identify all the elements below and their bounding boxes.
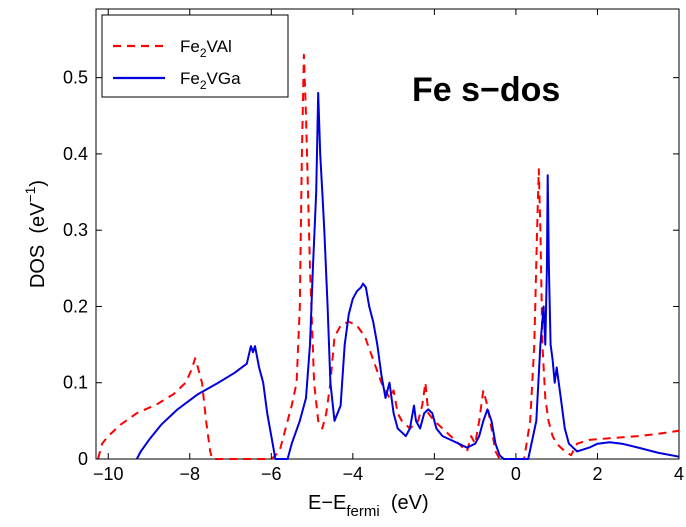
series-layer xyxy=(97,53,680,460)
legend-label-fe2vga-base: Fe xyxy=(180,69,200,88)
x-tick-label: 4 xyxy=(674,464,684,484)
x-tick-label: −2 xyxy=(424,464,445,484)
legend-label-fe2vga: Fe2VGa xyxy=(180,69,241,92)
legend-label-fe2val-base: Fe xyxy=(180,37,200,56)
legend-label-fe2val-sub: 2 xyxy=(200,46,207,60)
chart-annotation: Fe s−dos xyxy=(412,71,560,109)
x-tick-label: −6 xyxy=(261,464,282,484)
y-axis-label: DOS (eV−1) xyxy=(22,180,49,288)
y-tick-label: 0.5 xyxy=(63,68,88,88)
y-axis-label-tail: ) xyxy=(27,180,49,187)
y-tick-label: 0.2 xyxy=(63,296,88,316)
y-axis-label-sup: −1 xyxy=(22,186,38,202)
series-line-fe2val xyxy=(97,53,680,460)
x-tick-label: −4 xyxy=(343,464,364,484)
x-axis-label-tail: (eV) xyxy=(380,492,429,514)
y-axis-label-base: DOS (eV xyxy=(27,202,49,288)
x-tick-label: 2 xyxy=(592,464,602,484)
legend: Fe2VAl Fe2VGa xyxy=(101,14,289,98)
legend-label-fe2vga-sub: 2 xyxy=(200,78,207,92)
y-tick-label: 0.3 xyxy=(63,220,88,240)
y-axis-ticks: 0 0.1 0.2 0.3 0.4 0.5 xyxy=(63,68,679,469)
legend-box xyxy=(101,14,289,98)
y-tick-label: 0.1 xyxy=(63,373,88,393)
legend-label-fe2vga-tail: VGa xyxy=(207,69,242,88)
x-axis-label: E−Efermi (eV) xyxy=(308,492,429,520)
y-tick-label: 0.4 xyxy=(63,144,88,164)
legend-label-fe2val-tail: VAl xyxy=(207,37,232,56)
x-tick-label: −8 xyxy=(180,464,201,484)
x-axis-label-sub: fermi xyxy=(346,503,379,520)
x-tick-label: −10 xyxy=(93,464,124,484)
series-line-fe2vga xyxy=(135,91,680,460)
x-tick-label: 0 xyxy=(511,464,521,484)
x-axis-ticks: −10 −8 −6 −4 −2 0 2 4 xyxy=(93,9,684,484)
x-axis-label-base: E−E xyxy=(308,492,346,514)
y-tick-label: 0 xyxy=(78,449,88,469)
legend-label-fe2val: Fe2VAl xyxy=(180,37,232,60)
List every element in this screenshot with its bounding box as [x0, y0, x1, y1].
-*-
AIM OF THE EXERCISE ▸
Please reproduce the listing above word for word, leaving out the picture.

THE RESULT ▸
identify all the elements below and their bounding boxes.
series-layer xyxy=(97,53,680,460)
legend-label-fe2vga-base: Fe xyxy=(180,69,200,88)
x-tick-label: 4 xyxy=(674,464,684,484)
x-tick-label: −2 xyxy=(424,464,445,484)
legend-label-fe2vga: Fe2VGa xyxy=(180,69,241,92)
legend-label-fe2val-base: Fe xyxy=(180,37,200,56)
legend-label-fe2val-sub: 2 xyxy=(200,46,207,60)
chart-annotation: Fe s−dos xyxy=(412,71,560,109)
x-tick-label: −6 xyxy=(261,464,282,484)
y-axis-label: DOS (eV−1) xyxy=(22,180,49,288)
y-tick-label: 0.5 xyxy=(63,68,88,88)
y-axis-label-tail: ) xyxy=(27,180,49,187)
y-tick-label: 0.2 xyxy=(63,296,88,316)
y-axis-label-sup: −1 xyxy=(22,186,38,202)
series-line-fe2val xyxy=(97,53,680,460)
x-tick-label: −4 xyxy=(343,464,364,484)
x-axis-label-tail: (eV) xyxy=(380,492,429,514)
y-axis-label-base: DOS (eV xyxy=(27,202,49,288)
x-tick-label: 2 xyxy=(592,464,602,484)
legend: Fe2VAl Fe2VGa xyxy=(101,14,289,98)
legend-label-fe2vga-sub: 2 xyxy=(200,78,207,92)
y-tick-label: 0.3 xyxy=(63,220,88,240)
y-axis-ticks: 0 0.1 0.2 0.3 0.4 0.5 xyxy=(63,68,679,469)
legend-box xyxy=(101,14,289,98)
y-tick-label: 0.1 xyxy=(63,373,88,393)
legend-label-fe2vga-tail: VGa xyxy=(207,69,242,88)
x-axis-label: E−Efermi (eV) xyxy=(308,492,429,520)
y-tick-label: 0.4 xyxy=(63,144,88,164)
legend-label-fe2val-tail: VAl xyxy=(207,37,232,56)
x-tick-label: −8 xyxy=(180,464,201,484)
x-axis-label-sub: fermi xyxy=(346,503,379,520)
x-tick-label: −10 xyxy=(93,464,124,484)
series-line-fe2vga xyxy=(135,91,680,460)
x-tick-label: 0 xyxy=(511,464,521,484)
x-axis-ticks: −10 −8 −6 −4 −2 0 2 4 xyxy=(93,9,684,484)
x-axis-label-base: E−E xyxy=(308,492,346,514)
y-tick-label: 0 xyxy=(78,449,88,469)
legend-label-fe2val: Fe2VAl xyxy=(180,37,232,60)
List every element in this screenshot with its bounding box as [x0, y0, x1, y1].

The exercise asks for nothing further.